### WHAT THE TASK REQUIRES:
Among the entries, which lines carry the string "đường"? Copy each of them.

___ RECORDS TO PROCESS

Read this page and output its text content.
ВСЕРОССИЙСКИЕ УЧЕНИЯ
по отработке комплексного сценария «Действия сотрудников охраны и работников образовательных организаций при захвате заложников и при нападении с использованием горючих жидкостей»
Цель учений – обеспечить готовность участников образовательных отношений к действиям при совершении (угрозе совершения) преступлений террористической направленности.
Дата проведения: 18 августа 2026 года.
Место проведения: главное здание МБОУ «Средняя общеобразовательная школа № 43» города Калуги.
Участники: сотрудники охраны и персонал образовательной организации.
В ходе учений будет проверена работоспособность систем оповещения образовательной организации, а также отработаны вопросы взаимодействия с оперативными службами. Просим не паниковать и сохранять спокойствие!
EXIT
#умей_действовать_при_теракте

______
___ RECORDS TO PROCESS

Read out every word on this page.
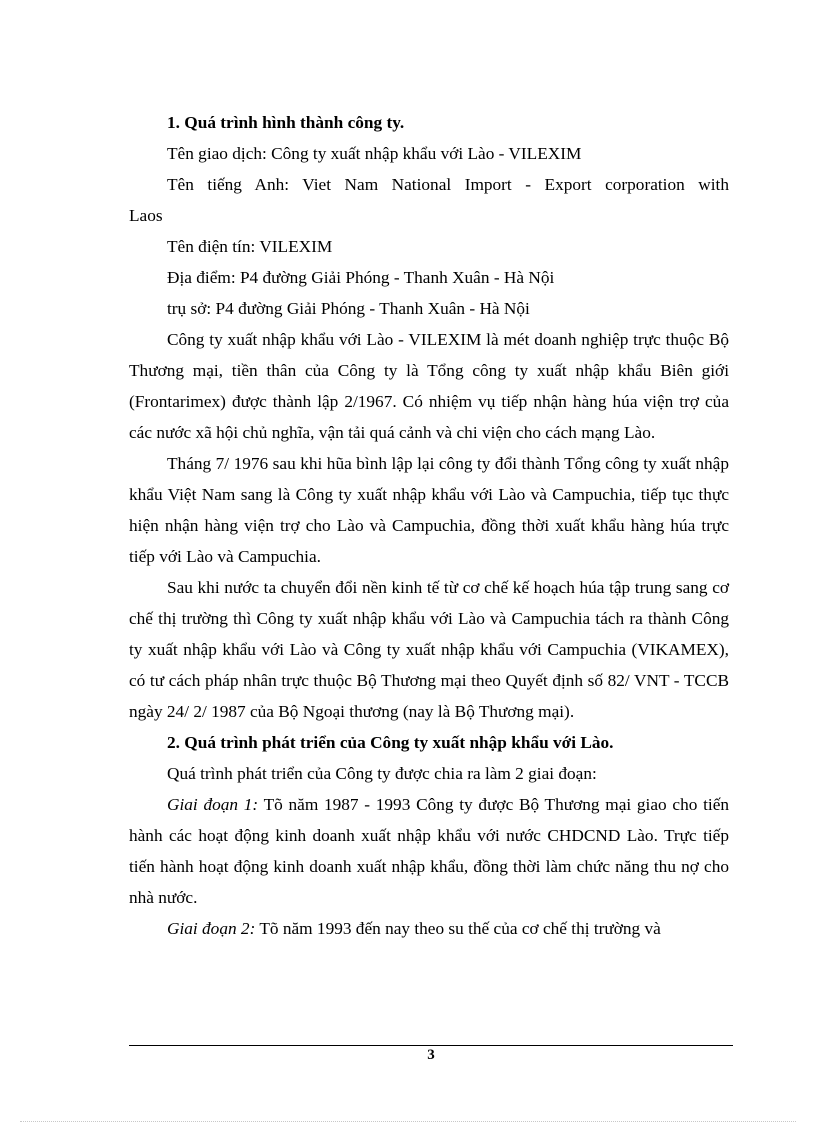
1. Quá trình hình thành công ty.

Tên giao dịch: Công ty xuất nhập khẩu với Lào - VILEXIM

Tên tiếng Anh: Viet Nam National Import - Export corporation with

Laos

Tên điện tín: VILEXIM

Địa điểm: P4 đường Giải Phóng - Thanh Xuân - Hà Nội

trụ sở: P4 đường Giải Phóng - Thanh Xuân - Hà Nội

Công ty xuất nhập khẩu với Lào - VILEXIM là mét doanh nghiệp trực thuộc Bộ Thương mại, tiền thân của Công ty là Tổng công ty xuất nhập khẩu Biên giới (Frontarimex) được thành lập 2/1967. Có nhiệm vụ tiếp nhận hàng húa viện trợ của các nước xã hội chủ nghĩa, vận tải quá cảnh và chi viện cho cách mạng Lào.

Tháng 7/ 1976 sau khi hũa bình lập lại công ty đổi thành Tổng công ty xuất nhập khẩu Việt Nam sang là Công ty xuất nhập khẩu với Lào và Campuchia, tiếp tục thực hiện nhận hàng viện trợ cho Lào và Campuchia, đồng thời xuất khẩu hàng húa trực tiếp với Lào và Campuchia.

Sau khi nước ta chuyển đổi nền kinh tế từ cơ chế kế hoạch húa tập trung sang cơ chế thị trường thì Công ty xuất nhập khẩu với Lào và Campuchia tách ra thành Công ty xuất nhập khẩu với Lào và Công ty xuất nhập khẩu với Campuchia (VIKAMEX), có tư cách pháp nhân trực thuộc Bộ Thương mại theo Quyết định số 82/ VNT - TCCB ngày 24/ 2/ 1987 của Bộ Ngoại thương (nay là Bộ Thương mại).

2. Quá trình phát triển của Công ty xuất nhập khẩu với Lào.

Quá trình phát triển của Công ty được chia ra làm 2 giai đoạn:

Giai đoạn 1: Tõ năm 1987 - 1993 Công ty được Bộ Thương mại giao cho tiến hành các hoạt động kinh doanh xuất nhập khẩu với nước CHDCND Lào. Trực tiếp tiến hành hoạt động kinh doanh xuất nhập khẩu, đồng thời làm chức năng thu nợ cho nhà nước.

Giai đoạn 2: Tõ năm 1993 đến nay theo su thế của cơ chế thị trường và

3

______

### RESULT FOR THIS EXERCISE:
Địa điểm: P4 đường Giải Phóng - Thanh Xuân - Hà Nội
trụ sở: P4 đường Giải Phóng - Thanh Xuân - Hà Nội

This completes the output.